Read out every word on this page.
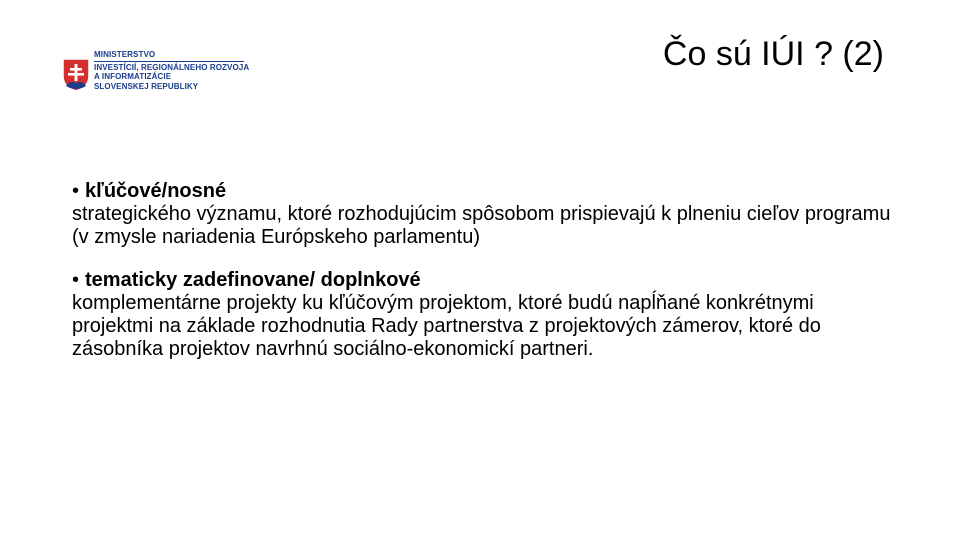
MINISTERSTVO
INVESTÍCIÍ, REGIONÁLNEHO ROZVOJA
A INFORMATIZÁCIE
SLOVENSKEJ REPUBLIKY
Čo sú IÚI ? (2)
• kľúčové/nosné
strategického významu, ktoré rozhodujúcim spôsobom prispievajú k plneniu cieľov programu (v zmysle nariadenia Európskeho parlamentu)
• tematicky zadefinovane/ doplnkové
komplementárne projekty ku kľúčovým projektom, ktoré budú napĺňané konkrétnymi projektmi na základe rozhodnutia Rady partnerstva z projektových zámerov, ktoré do zásobníka projektov navrhnú sociálno-ekonomickí partneri.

──────

- Written task -
Pull every line containing "ktoré" out of the records.

- Solution for this task -
strategického významu, ktoré rozhodujúcim spôsobom prispievajú k plneniu cieľov programu (v zmysle nariadenia Európskeho parlamentu)
komplementárne projekty ku kľúčovým projektom, ktoré budú napĺňané konkrétnymi projektmi na základe rozhodnutia Rady partnerstva z projektových zámerov, ktoré do zásobníka projektov navrhnú sociálno-ekonomickí partneri.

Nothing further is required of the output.